§ Work instructions: Copy out all the data, word for word.

- - - -

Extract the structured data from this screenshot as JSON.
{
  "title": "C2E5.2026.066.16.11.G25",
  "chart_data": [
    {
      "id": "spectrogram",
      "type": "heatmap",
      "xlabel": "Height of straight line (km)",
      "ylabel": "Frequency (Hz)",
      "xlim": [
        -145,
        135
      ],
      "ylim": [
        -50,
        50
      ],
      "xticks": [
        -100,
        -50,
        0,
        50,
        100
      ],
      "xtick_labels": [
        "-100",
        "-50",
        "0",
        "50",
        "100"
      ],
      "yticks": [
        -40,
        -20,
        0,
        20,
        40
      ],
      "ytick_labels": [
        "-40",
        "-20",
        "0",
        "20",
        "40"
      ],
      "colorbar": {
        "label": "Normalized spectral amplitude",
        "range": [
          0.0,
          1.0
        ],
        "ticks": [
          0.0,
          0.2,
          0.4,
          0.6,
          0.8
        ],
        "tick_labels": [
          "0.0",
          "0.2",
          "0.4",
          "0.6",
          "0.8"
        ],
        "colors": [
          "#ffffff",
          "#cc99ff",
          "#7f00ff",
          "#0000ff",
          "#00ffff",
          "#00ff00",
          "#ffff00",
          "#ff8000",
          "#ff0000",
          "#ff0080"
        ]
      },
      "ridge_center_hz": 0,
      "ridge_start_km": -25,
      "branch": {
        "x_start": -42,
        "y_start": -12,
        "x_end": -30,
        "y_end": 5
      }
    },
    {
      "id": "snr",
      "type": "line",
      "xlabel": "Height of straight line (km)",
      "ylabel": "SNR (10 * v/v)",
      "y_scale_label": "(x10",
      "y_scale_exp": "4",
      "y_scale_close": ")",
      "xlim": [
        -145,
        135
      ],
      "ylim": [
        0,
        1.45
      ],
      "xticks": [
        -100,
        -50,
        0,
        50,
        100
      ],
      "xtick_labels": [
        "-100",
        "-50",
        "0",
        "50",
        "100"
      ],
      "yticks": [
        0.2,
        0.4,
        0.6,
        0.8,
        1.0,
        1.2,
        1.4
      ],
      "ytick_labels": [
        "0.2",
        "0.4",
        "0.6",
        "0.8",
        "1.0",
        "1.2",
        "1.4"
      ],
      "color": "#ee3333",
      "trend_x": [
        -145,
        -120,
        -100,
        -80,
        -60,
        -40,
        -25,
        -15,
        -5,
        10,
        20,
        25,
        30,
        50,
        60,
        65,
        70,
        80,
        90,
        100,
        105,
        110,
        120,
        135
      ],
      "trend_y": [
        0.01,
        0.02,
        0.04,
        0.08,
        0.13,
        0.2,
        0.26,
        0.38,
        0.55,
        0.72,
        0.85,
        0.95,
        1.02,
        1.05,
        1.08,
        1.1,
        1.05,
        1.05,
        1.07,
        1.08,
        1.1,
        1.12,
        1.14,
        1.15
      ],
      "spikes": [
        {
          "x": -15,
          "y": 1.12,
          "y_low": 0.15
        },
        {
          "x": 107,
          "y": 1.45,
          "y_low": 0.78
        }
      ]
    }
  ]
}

- - - -

§ Answer in full:
Extract the structured data from this screenshot as JSON.
{
  "title": "C2E5.2026.066.16.11.G25",
  "chart_data": [
    {
      "id": "spectrogram",
      "type": "heatmap",
      "xlabel": "Height of straight line (km)",
      "ylabel": "Frequency (Hz)",
      "xlim": [
        -145,
        135
      ],
      "ylim": [
        -50,
        50
      ],
      "xticks": [
        -100,
        -50,
        0,
        50,
        100
      ],
      "xtick_labels": [
        "-100",
        "-50",
        "0",
        "50",
        "100"
      ],
      "yticks": [
        -40,
        -20,
        0,
        20,
        40
      ],
      "ytick_labels": [
        "-40",
        "-20",
        "0",
        "20",
        "40"
      ],
      "colorbar": {
        "label": "Normalized spectral amplitude",
        "range": [
          0.0,
          1.0
        ],
        "ticks": [
          0.0,
          0.2,
          0.4,
          0.6,
          0.8
        ],
        "tick_labels": [
          "0.0",
          "0.2",
          "0.4",
          "0.6",
          "0.8"
        ],
        "colors": [
          "#ffffff",
          "#cc99ff",
          "#7f00ff",
          "#0000ff",
          "#00ffff",
          "#00ff00",
          "#ffff00",
          "#ff8000",
          "#ff0000",
          "#ff0080"
        ]
      },
      "ridge_center_hz": 0,
      "ridge_start_km": -25,
      "branch": {
        "x_start": -42,
        "y_start": -12,
        "x_end": -30,
        "y_end": 5
      }
    },
    {
      "id": "snr",
      "type": "line",
      "xlabel": "Height of straight line (km)",
      "ylabel": "SNR (10 * v/v)",
      "y_scale_label": "(x10",
      "y_scale_exp": "4",
      "y_scale_close": ")",
      "xlim": [
        -145,
        135
      ],
      "ylim": [
        0,
        1.45
      ],
      "xticks": [
        -100,
        -50,
        0,
        50,
        100
      ],
      "xtick_labels": [
        "-100",
        "-50",
        "0",
        "50",
        "100"
      ],
      "yticks": [
        0.2,
        0.4,
        0.6,
        0.8,
        1.0,
        1.2,
        1.4
      ],
      "ytick_labels": [
        "0.2",
        "0.4",
        "0.6",
        "0.8",
        "1.0",
        "1.2",
        "1.4"
      ],
      "color": "#ee3333",
      "trend_x": [
        -145,
        -120,
        -100,
        -80,
        -60,
        -40,
        -25,
        -15,
        -5,
        10,
        20,
        25,
        30,
        50,
        60,
        65,
        70,
        80,
        90,
        100,
        105,
        110,
        120,
        135
      ],
      "trend_y": [
        0.01,
        0.02,
        0.04,
        0.08,
        0.13,
        0.2,
        0.26,
        0.38,
        0.55,
        0.72,
        0.85,
        0.95,
        1.02,
        1.05,
        1.08,
        1.1,
        1.05,
        1.05,
        1.07,
        1.08,
        1.1,
        1.12,
        1.14,
        1.15
      ],
      "spikes": [
        {
          "x": -15,
          "y": 1.12,
          "y_low": 0.15
        },
        {
          "x": 107,
          "y": 1.45,
          "y_low": 0.78
        }
      ]
    }
  ]
}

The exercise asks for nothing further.